→ **What is being asked**
Can you repeat, word for word, the part of the San Gold drilling announcement below that begins at the words "December 20, 2011" and stops after "in Manitoba, Canada."?

→ **Text to read**
San Gold announces the richest gold discovery in Manitoba history!

San Gold CorporationSan Gold Corporation

TSX : SGR
 Nasdaq  OTCQX : SGRCF




December 20, 2011 09:22 ET

San Gold Reviews Over 200 Drill Holes from 2011 007 Zone Drilling



WINNIPEG, MANITOBA--(Marketwire - Dec. 20, 2011) - San Gold Corporation (TSX:SGR)(OTCQX:SGRCF) today announced the results of drilling conducted since January in the 007 Zone of the company's Rice Lake Mining Complex in Manitoba, Canada.

Drilling on the 007 Zone occurred throughout the year, from surface and underground drilling stations, in order to infill and extend the zone both along strike and to depth. At the beginning of 2011, the 007 Zone had a limited strike length of less than 200 m. A second new zone, then known as Emperor, was located approximately 300 m to the east along the same horizon. Drilling during the year to the east of 007 resulted first in the discovery of 007 East(730 zone) and then 007 Far East(740 zone). As drilling progressed during the year, it was determined that all four zones including the Emperor were part of a continuous stretch of mineralization extending about 500 m (1,640 feet) along strike.

Results obtained from the 2011 drilling program demonstrate consistent grades and widths throughout the 007 Zone, as highlighted by the following drill holes:
  • S922-11-036, intersecting 23.2 g/tonne over 11.5 metres at a depth of 362 metres
  • S922-11-013, intersecting 110.1 g/tonne over 2.1 metres at a depth of 330 metres
  • S922-11-049, intersecting 44.2 g/tonne over 4.3 metres at a depth of 348 metres
  • S922-11-089, intersecting 63.0 g/tonne over 2.8 metres at a depth of 362 metres
  • S922-11-091, intersecting 21.7 g/tonne over 7.4 metres at a depth of 362 metres
  • S915-11-003, intersecting 11.8 g/tonne over 12.3 metres at a depth of 396 metres
  • S915-11-024, intersecting 60.7 g/tonne over 3.0 metres at a depth of 275 metres
  • S915-11-045, intersecting 45.6 g/tonne over 4.3 metres at a depth of 291 metres
  • S915-11-084, intersecting 17.4 g/tonne over 9.4 metres at a depth of 269 metres
  • S915-11-106, intersecting 18.1 g/tonne over 3.2 metres at a depth of 358 metres
"These results provide a detailed account of one of the richest gold deposits ever discovered in Manitoba. It's extremely impressive that a gold deposit that wasn't even known about two years ago will be contributing 50% of our mill feed well into the foreseeable future," said George Pirie, San Gold's President and Chief Executive Officer.

→ **Supplied material**
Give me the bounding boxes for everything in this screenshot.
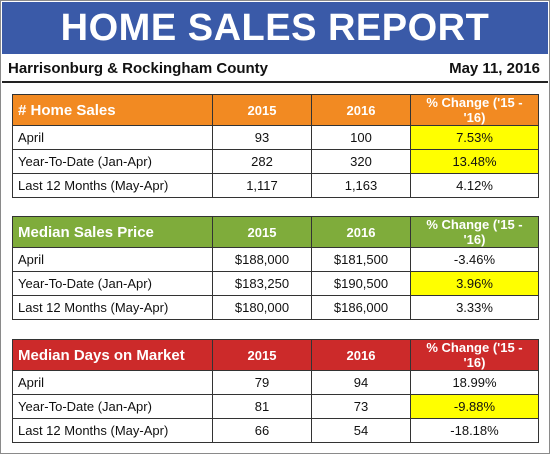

→ **Task output**
December 20, 2011 09:22 ET

San Gold Reviews Over 200 Drill Holes from 2011 007 Zone Drilling



WINNIPEG, MANITOBA--(Marketwire - Dec. 20, 2011) - San Gold Corporation (TSX:SGR)(OTCQX:SGRCF) today announced the results of drilling conducted since January in the 007 Zone of the company's Rice Lake Mining Complex in Manitoba, Canada.